Items
-------------------------

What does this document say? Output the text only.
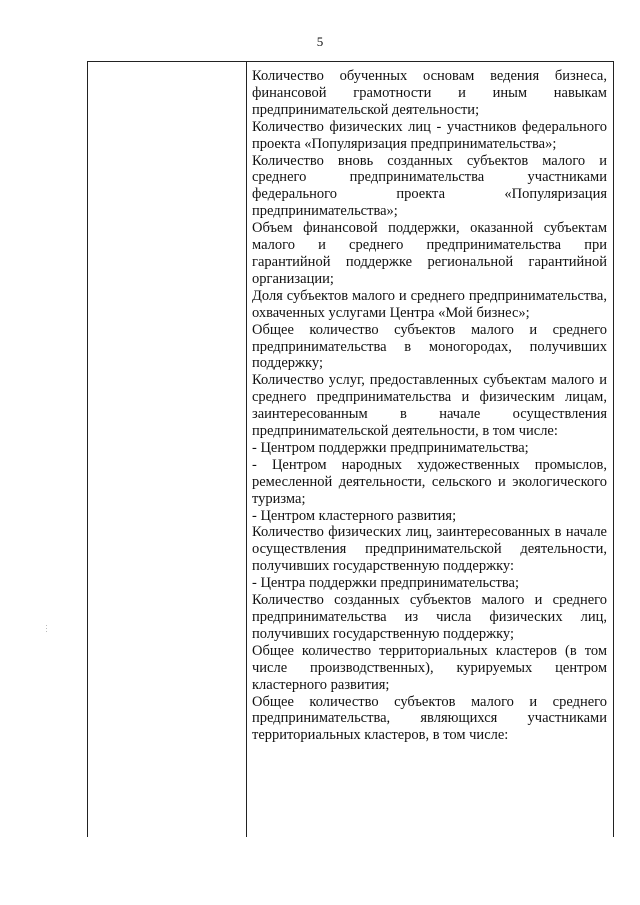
5

Количество обученных основам ведения бизнеса, финансовой грамотности и иным навыкам предпринимательской деятельности;

Количество физических лиц - участников федерального проекта «Популяризация предпринимательства»;

Количество вновь созданных субъектов малого и среднего предпринимательства участниками федерального проекта «Популяризация предпринимательства»;

Объем финансовой поддержки, оказанной субъектам малого и среднего предпринимательства при гарантийной поддержке региональной гарантийной организации;

Доля субъектов малого и среднего предпринимательства, охваченных услугами Центра «Мой бизнес»;

Общее количество субъектов малого и среднего предпринимательства в моногородах, получивших поддержку;

Количество услуг, предоставленных субъектам малого и среднего предпринимательства и физическим лицам, заинтересованным в начале осуществления предпринимательской деятельности, в том числе:

- Центром поддержки предпринимательства;

- Центром народных художественных промыслов, ремесленной деятельности, сельского и экологического туризма;

- Центром кластерного развития;

Количество физических лиц, заинтересованных в начале осуществления предпринимательской деятельности, получивших государственную поддержку:

- Центра поддержки предпринимательства;

Количество созданных субъектов малого и среднего предпринимательства из числа физических лиц, получивших государственную поддержку;

Общее количество территориальных кластеров (в том числе производственных), курируемых центром кластерного развития;

Общее количество субъектов малого и среднего предпринимательства, являющихся участниками территориальных кластеров, в том числе:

-------------------------

Goal
Reproduce each entry verbatim, excluding any embedded images.

In response
What does this document say? Output the text only.
5

Количество обученных основам ведения бизнеса, финансовой грамотности и иным навыкам предпринимательской деятельности;

Количество физических лиц - участников федерального проекта «Популяризация предпринимательства»;

Количество вновь созданных субъектов малого и среднего предпринимательства участниками федерального проекта «Популяризация предпринимательства»;

Объем финансовой поддержки, оказанной субъектам малого и среднего предпринимательства при гарантийной поддержке региональной гарантийной организации;

Доля субъектов малого и среднего предпринимательства, охваченных услугами Центра «Мой бизнес»;

Общее количество субъектов малого и среднего предпринимательства в моногородах, получивших поддержку;

Количество услуг, предоставленных субъектам малого и среднего предпринимательства и физическим лицам, заинтересованным в начале осуществления предпринимательской деятельности, в том числе:

- Центром поддержки предпринимательства;

- Центром народных художественных промыслов, ремесленной деятельности, сельского и экологического туризма;

- Центром кластерного развития;

Количество физических лиц, заинтересованных в начале осуществления предпринимательской деятельности, получивших государственную поддержку:

- Центра поддержки предпринимательства;

Количество созданных субъектов малого и среднего предпринимательства из числа физических лиц, получивших государственную поддержку;

Общее количество территориальных кластеров (в том числе производственных), курируемых центром кластерного развития;

Общее количество субъектов малого и среднего предпринимательства, являющихся участниками территориальных кластеров, в том числе:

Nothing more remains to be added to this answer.